> **Problem to solve**: Going through the material below, please gather all lines with the word "name" in them.

> **Data for processing**:
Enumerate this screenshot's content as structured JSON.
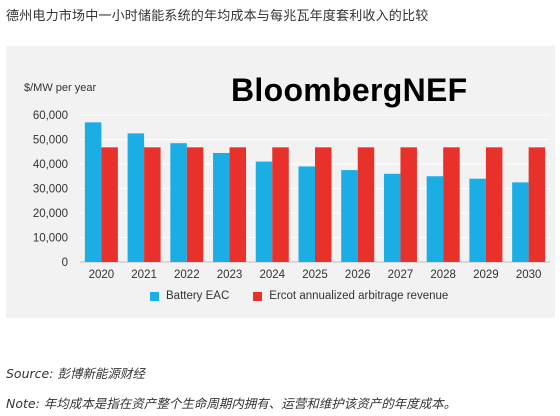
{
  "caption": {
    "title": "德州电力市场中一小时储能系统的年均成本与每兆瓦年度套利收入的比较",
    "source": "Source: 彭博新能源财经",
    "note": "Note: 年均成本是指在资产整个生命周期内拥有、运营和维护该资产的年度成本。"
  },
  "brand": "BloombergNEF",
  "colors": {
    "battery": "#1aaee5",
    "ercot": "#e8312a",
    "panel": "#f2f2f2",
    "grid": "#ffffff"
  },
  "chart_data": {
    "type": "bar",
    "title": "",
    "xlabel": "",
    "ylabel": "$/MW per year",
    "ylim": [
      0,
      60000
    ],
    "yticks": [
      "0",
      "10,000",
      "20,000",
      "30,000",
      "40,000",
      "50,000",
      "60,000"
    ],
    "categories": [
      "2020",
      "2021",
      "2022",
      "2023",
      "2024",
      "2025",
      "2026",
      "2027",
      "2028",
      "2029",
      "2030"
    ],
    "series": [
      {
        "name": "Battery EAC",
        "values": [
          57000,
          52500,
          48500,
          44500,
          41000,
          39000,
          37500,
          36000,
          35000,
          34000,
          32500
        ]
      },
      {
        "name": "Ercot annualized arbitrage revenue",
        "values": [
          46800,
          46800,
          46800,
          46800,
          46800,
          46800,
          46800,
          46800,
          46800,
          46800,
          46800
        ]
      }
    ],
    "grid": true,
    "legend": "bottom"
  }
}
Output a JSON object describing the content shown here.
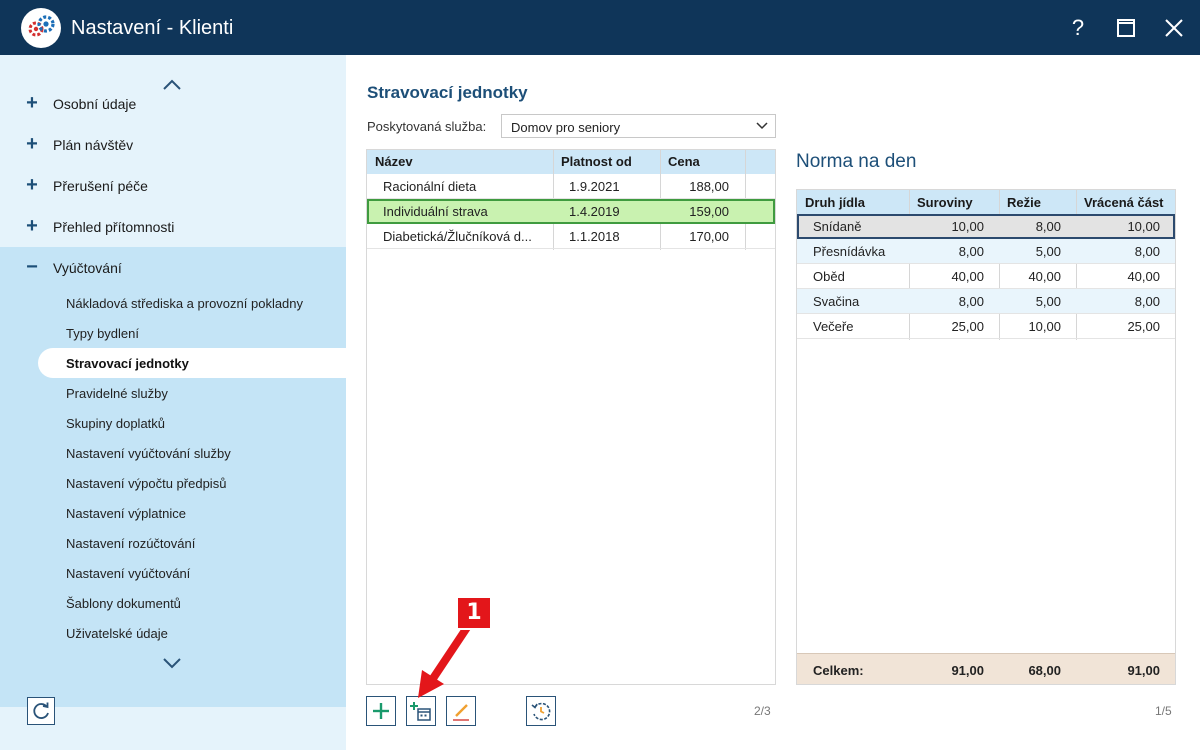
{
  "window": {
    "title": "Nastavení - Klienti",
    "help_label": "?",
    "max_label": "☐",
    "close_label": "✕"
  },
  "sidebar": {
    "items": [
      {
        "label": "Osobní údaje",
        "icon": "plus-icon"
      },
      {
        "label": "Plán návštěv",
        "icon": "plus-icon"
      },
      {
        "label": "Přerušení péče",
        "icon": "plus-icon"
      },
      {
        "label": "Přehled přítomnosti",
        "icon": "plus-icon"
      },
      {
        "label": "Vyúčtování",
        "icon": "minus-icon",
        "expanded": true
      }
    ],
    "sub_items": [
      "Nákladová střediska a provozní pokladny",
      "Typy bydlení",
      "Stravovací jednotky",
      "Pravidelné služby",
      "Skupiny doplatků",
      "Nastavení vyúčtování služby",
      "Nastavení výpočtu předpisů",
      "Nastavení výplatnice",
      "Nastavení rozúčtování",
      "Nastavení vyúčtování",
      "Šablony dokumentů",
      "Uživatelské údaje"
    ],
    "active_sub_item": "Stravovací jednotky"
  },
  "main": {
    "title": "Stravovací jednotky",
    "service_label": "Poskytovaná služba:",
    "service_value": "Domov pro seniory",
    "table": {
      "headers": [
        "Název",
        "Platnost od",
        "Cena"
      ],
      "rows": [
        [
          "Racionální dieta",
          "1.9.2021",
          "188,00"
        ],
        [
          "Individuální strava",
          "1.4.2019",
          "159,00"
        ],
        [
          "Diabetická/Žlučníková d...",
          "1.1.2018",
          "170,00"
        ]
      ],
      "selected_row": 1,
      "pager": "2/3"
    },
    "toolbar": {
      "icons": [
        "add-icon",
        "add-validity-icon",
        "edit-icon",
        "history-icon"
      ]
    }
  },
  "norma": {
    "title": "Norma na den",
    "headers": [
      "Druh jídla",
      "Suroviny",
      "Režie",
      "Vrácená část"
    ],
    "rows": [
      [
        "Snídaně",
        "10,00",
        "8,00",
        "10,00"
      ],
      [
        "Přesnídávka",
        "8,00",
        "5,00",
        "8,00"
      ],
      [
        "Oběd",
        "40,00",
        "40,00",
        "40,00"
      ],
      [
        "Svačina",
        "8,00",
        "5,00",
        "8,00"
      ],
      [
        "Večeře",
        "25,00",
        "10,00",
        "25,00"
      ]
    ],
    "selected_row": 0,
    "footer": [
      "Celkem:",
      "91,00",
      "68,00",
      "91,00"
    ],
    "pager": "1/5"
  },
  "callout": {
    "label": "1"
  },
  "colors": {
    "titlebar": "#0f3559",
    "accent": "#1d4f78",
    "selected_green": "#c9f2b0",
    "callout_red": "#e3161a"
  }
}
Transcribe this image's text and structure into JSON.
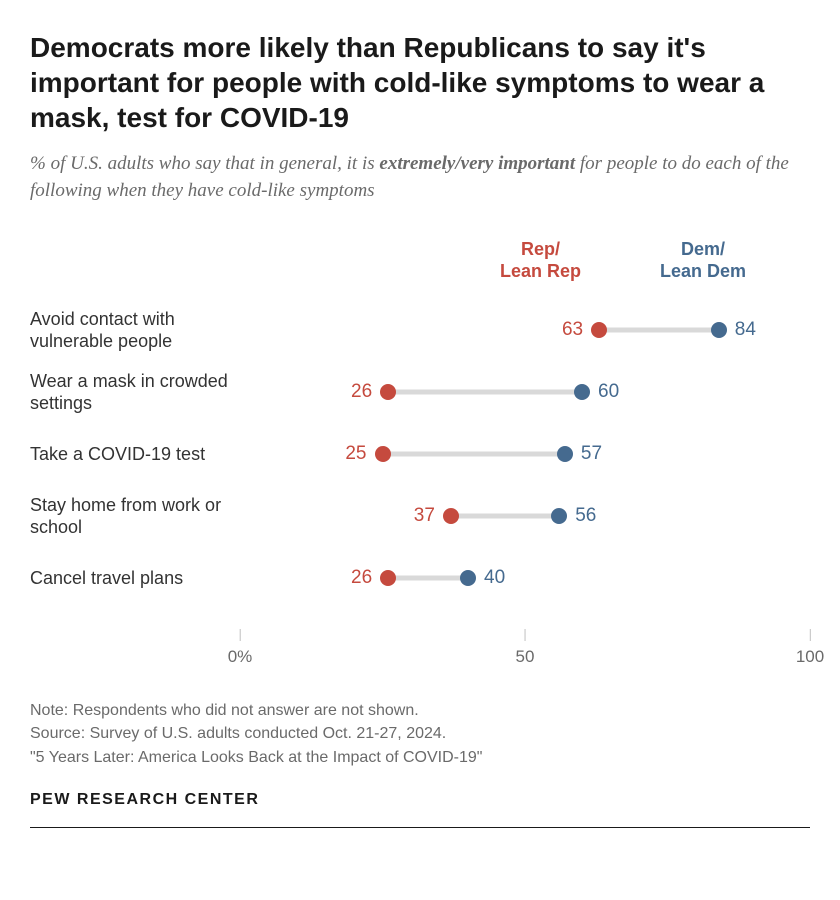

> **Finished answer**:
        "name": "Battery EAC",
        "name": "Ercot annualized arbitrage revenue",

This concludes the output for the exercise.